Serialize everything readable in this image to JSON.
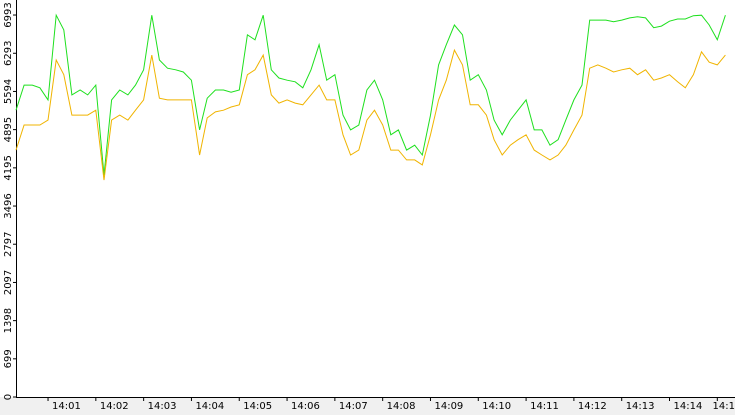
{
  "chart_data": {
    "type": "line",
    "x": [
      0.33,
      0.5,
      0.67,
      0.83,
      1,
      1.17,
      1.33,
      1.5,
      1.67,
      1.83,
      2,
      2.17,
      2.33,
      2.5,
      2.67,
      2.83,
      3,
      3.17,
      3.33,
      3.5,
      3.67,
      3.83,
      4,
      4.17,
      4.33,
      4.5,
      4.67,
      4.83,
      5,
      5.17,
      5.33,
      5.5,
      5.67,
      5.83,
      6,
      6.17,
      6.33,
      6.5,
      6.67,
      6.83,
      7,
      7.17,
      7.33,
      7.5,
      7.67,
      7.83,
      8,
      8.17,
      8.33,
      8.5,
      8.67,
      8.83,
      9,
      9.17,
      9.33,
      9.5,
      9.67,
      9.83,
      10,
      10.17,
      10.33,
      10.5,
      10.67,
      10.83,
      11,
      11.17,
      11.33,
      11.5,
      11.67,
      11.83,
      12,
      12.17,
      12.33,
      12.5,
      12.67,
      12.83,
      13,
      13.17,
      13.33,
      13.5,
      13.67,
      13.83,
      14,
      14.17,
      14.33,
      14.5,
      14.67,
      14.83,
      15,
      15.17
    ],
    "series": [
      {
        "color": "#1ee01e",
        "values": [
          5250,
          5710,
          5710,
          5660,
          5440,
          6990,
          6720,
          5530,
          5620,
          5530,
          5710,
          4060,
          5440,
          5620,
          5530,
          5710,
          5990,
          6990,
          6170,
          6020,
          5990,
          5950,
          5800,
          4890,
          5470,
          5620,
          5620,
          5580,
          5620,
          6630,
          6540,
          6990,
          5990,
          5840,
          5800,
          5770,
          5660,
          5990,
          6450,
          5800,
          5900,
          5160,
          4890,
          4980,
          5620,
          5800,
          5440,
          4800,
          4890,
          4520,
          4610,
          4430,
          5160,
          6080,
          6450,
          6810,
          6630,
          5800,
          5900,
          5620,
          5070,
          4800,
          5070,
          5250,
          5440,
          4890,
          4890,
          4610,
          4710,
          5070,
          5440,
          5710,
          6900,
          6900,
          6900,
          6870,
          6900,
          6940,
          6960,
          6940,
          6760,
          6790,
          6880,
          6920,
          6920,
          6980,
          6990,
          6810,
          6540,
          6990
        ]
      },
      {
        "color": "#f0b400",
        "values": [
          4520,
          4980,
          4980,
          4980,
          5070,
          6170,
          5900,
          5160,
          5160,
          5160,
          5250,
          3970,
          5070,
          5160,
          5070,
          5250,
          5440,
          6260,
          5470,
          5440,
          5440,
          5440,
          5440,
          4430,
          5110,
          5220,
          5250,
          5310,
          5350,
          5900,
          5990,
          6260,
          5530,
          5380,
          5440,
          5380,
          5350,
          5530,
          5710,
          5440,
          5440,
          4800,
          4430,
          4520,
          5070,
          5250,
          4980,
          4520,
          4520,
          4340,
          4340,
          4250,
          4800,
          5440,
          5800,
          6350,
          6080,
          5350,
          5350,
          5160,
          4710,
          4430,
          4610,
          4710,
          4800,
          4520,
          4430,
          4340,
          4430,
          4610,
          4890,
          5160,
          6020,
          6080,
          6020,
          5950,
          5990,
          6020,
          5900,
          5990,
          5800,
          5840,
          5900,
          5770,
          5660,
          5900,
          6320,
          6130,
          6080,
          6260
        ]
      }
    ],
    "xlim": [
      0.33,
      15.37
    ],
    "xticks": [
      {
        "value": 1,
        "label": "14:01"
      },
      {
        "value": 2,
        "label": "14:02"
      },
      {
        "value": 3,
        "label": "14:03"
      },
      {
        "value": 4,
        "label": "14:04"
      },
      {
        "value": 5,
        "label": "14:05"
      },
      {
        "value": 6,
        "label": "14:06"
      },
      {
        "value": 7,
        "label": "14:07"
      },
      {
        "value": 8,
        "label": "14:08"
      },
      {
        "value": 9,
        "label": "14:09"
      },
      {
        "value": 10,
        "label": "14:10"
      },
      {
        "value": 11,
        "label": "14:11"
      },
      {
        "value": 12,
        "label": "14:12"
      },
      {
        "value": 13,
        "label": "14:13"
      },
      {
        "value": 14,
        "label": "14:14"
      },
      {
        "value": 15,
        "label": "14:1"
      }
    ],
    "ylim": [
      0,
      7268
    ],
    "yticks": [
      0,
      699,
      1398,
      2097,
      2797,
      3496,
      4195,
      4895,
      5594,
      6293,
      6993
    ]
  }
}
....
_Exercise task_
Repeat the material exactly as it reads, without any of its pictures.

_Solution for this task_
Serialize everything readable in this image to JSON.
{
  "chart_data": {
    "type": "line",
    "x": [
      0.33,
      0.5,
      0.67,
      0.83,
      1,
      1.17,
      1.33,
      1.5,
      1.67,
      1.83,
      2,
      2.17,
      2.33,
      2.5,
      2.67,
      2.83,
      3,
      3.17,
      3.33,
      3.5,
      3.67,
      3.83,
      4,
      4.17,
      4.33,
      4.5,
      4.67,
      4.83,
      5,
      5.17,
      5.33,
      5.5,
      5.67,
      5.83,
      6,
      6.17,
      6.33,
      6.5,
      6.67,
      6.83,
      7,
      7.17,
      7.33,
      7.5,
      7.67,
      7.83,
      8,
      8.17,
      8.33,
      8.5,
      8.67,
      8.83,
      9,
      9.17,
      9.33,
      9.5,
      9.67,
      9.83,
      10,
      10.17,
      10.33,
      10.5,
      10.67,
      10.83,
      11,
      11.17,
      11.33,
      11.5,
      11.67,
      11.83,
      12,
      12.17,
      12.33,
      12.5,
      12.67,
      12.83,
      13,
      13.17,
      13.33,
      13.5,
      13.67,
      13.83,
      14,
      14.17,
      14.33,
      14.5,
      14.67,
      14.83,
      15,
      15.17
    ],
    "series": [
      {
        "color": "#1ee01e",
        "values": [
          5250,
          5710,
          5710,
          5660,
          5440,
          6990,
          6720,
          5530,
          5620,
          5530,
          5710,
          4060,
          5440,
          5620,
          5530,
          5710,
          5990,
          6990,
          6170,
          6020,
          5990,
          5950,
          5800,
          4890,
          5470,
          5620,
          5620,
          5580,
          5620,
          6630,
          6540,
          6990,
          5990,
          5840,
          5800,
          5770,
          5660,
          5990,
          6450,
          5800,
          5900,
          5160,
          4890,
          4980,
          5620,
          5800,
          5440,
          4800,
          4890,
          4520,
          4610,
          4430,
          5160,
          6080,
          6450,
          6810,
          6630,
          5800,
          5900,
          5620,
          5070,
          4800,
          5070,
          5250,
          5440,
          4890,
          4890,
          4610,
          4710,
          5070,
          5440,
          5710,
          6900,
          6900,
          6900,
          6870,
          6900,
          6940,
          6960,
          6940,
          6760,
          6790,
          6880,
          6920,
          6920,
          6980,
          6990,
          6810,
          6540,
          6990
        ]
      },
      {
        "color": "#f0b400",
        "values": [
          4520,
          4980,
          4980,
          4980,
          5070,
          6170,
          5900,
          5160,
          5160,
          5160,
          5250,
          3970,
          5070,
          5160,
          5070,
          5250,
          5440,
          6260,
          5470,
          5440,
          5440,
          5440,
          5440,
          4430,
          5110,
          5220,
          5250,
          5310,
          5350,
          5900,
          5990,
          6260,
          5530,
          5380,
          5440,
          5380,
          5350,
          5530,
          5710,
          5440,
          5440,
          4800,
          4430,
          4520,
          5070,
          5250,
          4980,
          4520,
          4520,
          4340,
          4340,
          4250,
          4800,
          5440,
          5800,
          6350,
          6080,
          5350,
          5350,
          5160,
          4710,
          4430,
          4610,
          4710,
          4800,
          4520,
          4430,
          4340,
          4430,
          4610,
          4890,
          5160,
          6020,
          6080,
          6020,
          5950,
          5990,
          6020,
          5900,
          5990,
          5800,
          5840,
          5900,
          5770,
          5660,
          5900,
          6320,
          6130,
          6080,
          6260
        ]
      }
    ],
    "xlim": [
      0.33,
      15.37
    ],
    "xticks": [
      {
        "value": 1,
        "label": "14:01"
      },
      {
        "value": 2,
        "label": "14:02"
      },
      {
        "value": 3,
        "label": "14:03"
      },
      {
        "value": 4,
        "label": "14:04"
      },
      {
        "value": 5,
        "label": "14:05"
      },
      {
        "value": 6,
        "label": "14:06"
      },
      {
        "value": 7,
        "label": "14:07"
      },
      {
        "value": 8,
        "label": "14:08"
      },
      {
        "value": 9,
        "label": "14:09"
      },
      {
        "value": 10,
        "label": "14:10"
      },
      {
        "value": 11,
        "label": "14:11"
      },
      {
        "value": 12,
        "label": "14:12"
      },
      {
        "value": 13,
        "label": "14:13"
      },
      {
        "value": 14,
        "label": "14:14"
      },
      {
        "value": 15,
        "label": "14:1"
      }
    ],
    "ylim": [
      0,
      7268
    ],
    "yticks": [
      0,
      699,
      1398,
      2097,
      2797,
      3496,
      4195,
      4895,
      5594,
      6293,
      6993
    ]
  }
}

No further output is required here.